● **What you should do**:
Repeat, exactly and completely, the entries shown underneath.

────────

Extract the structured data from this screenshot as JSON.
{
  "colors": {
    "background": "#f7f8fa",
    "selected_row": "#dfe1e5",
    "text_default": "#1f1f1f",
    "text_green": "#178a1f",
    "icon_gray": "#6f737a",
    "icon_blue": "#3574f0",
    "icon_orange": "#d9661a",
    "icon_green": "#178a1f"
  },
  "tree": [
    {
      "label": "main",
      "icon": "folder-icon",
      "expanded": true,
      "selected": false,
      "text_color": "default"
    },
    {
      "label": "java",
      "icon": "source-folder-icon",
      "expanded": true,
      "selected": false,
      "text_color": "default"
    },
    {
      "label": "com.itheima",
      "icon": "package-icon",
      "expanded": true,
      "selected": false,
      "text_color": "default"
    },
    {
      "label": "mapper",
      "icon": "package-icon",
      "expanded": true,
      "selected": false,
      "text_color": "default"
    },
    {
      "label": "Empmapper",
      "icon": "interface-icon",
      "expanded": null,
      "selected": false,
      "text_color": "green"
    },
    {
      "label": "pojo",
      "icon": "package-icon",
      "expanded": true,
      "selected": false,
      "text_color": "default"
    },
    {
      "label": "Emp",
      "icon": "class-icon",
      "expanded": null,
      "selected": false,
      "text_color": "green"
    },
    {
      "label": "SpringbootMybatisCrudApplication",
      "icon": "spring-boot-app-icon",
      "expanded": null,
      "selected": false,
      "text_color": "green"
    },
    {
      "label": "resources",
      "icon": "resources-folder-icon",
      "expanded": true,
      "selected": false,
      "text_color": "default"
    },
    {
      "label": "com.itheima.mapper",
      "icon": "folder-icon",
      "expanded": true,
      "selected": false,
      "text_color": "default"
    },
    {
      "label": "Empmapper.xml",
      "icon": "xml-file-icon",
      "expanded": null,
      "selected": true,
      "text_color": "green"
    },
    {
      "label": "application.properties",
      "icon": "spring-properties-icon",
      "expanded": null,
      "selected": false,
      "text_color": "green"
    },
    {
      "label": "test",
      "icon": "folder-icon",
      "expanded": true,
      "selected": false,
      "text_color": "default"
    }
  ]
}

────────

● **Completed exercise**:
Extract the structured data from this screenshot as JSON.
{
  "colors": {
    "background": "#f7f8fa",
    "selected_row": "#dfe1e5",
    "text_default": "#1f1f1f",
    "text_green": "#178a1f",
    "icon_gray": "#6f737a",
    "icon_blue": "#3574f0",
    "icon_orange": "#d9661a",
    "icon_green": "#178a1f"
  },
  "tree": [
    {
      "label": "main",
      "icon": "folder-icon",
      "expanded": true,
      "selected": false,
      "text_color": "default"
    },
    {
      "label": "java",
      "icon": "source-folder-icon",
      "expanded": true,
      "selected": false,
      "text_color": "default"
    },
    {
      "label": "com.itheima",
      "icon": "package-icon",
      "expanded": true,
      "selected": false,
      "text_color": "default"
    },
    {
      "label": "mapper",
      "icon": "package-icon",
      "expanded": true,
      "selected": false,
      "text_color": "default"
    },
    {
      "label": "Empmapper",
      "icon": "interface-icon",
      "expanded": null,
      "selected": false,
      "text_color": "green"
    },
    {
      "label": "pojo",
      "icon": "package-icon",
      "expanded": true,
      "selected": false,
      "text_color": "default"
    },
    {
      "label": "Emp",
      "icon": "class-icon",
      "expanded": null,
      "selected": false,
      "text_color": "green"
    },
    {
      "label": "SpringbootMybatisCrudApplication",
      "icon": "spring-boot-app-icon",
      "expanded": null,
      "selected": false,
      "text_color": "green"
    },
    {
      "label": "resources",
      "icon": "resources-folder-icon",
      "expanded": true,
      "selected": false,
      "text_color": "default"
    },
    {
      "label": "com.itheima.mapper",
      "icon": "folder-icon",
      "expanded": true,
      "selected": false,
      "text_color": "default"
    },
    {
      "label": "Empmapper.xml",
      "icon": "xml-file-icon",
      "expanded": null,
      "selected": true,
      "text_color": "green"
    },
    {
      "label": "application.properties",
      "icon": "spring-properties-icon",
      "expanded": null,
      "selected": false,
      "text_color": "green"
    },
    {
      "label": "test",
      "icon": "folder-icon",
      "expanded": true,
      "selected": false,
      "text_color": "default"
    }
  ]
}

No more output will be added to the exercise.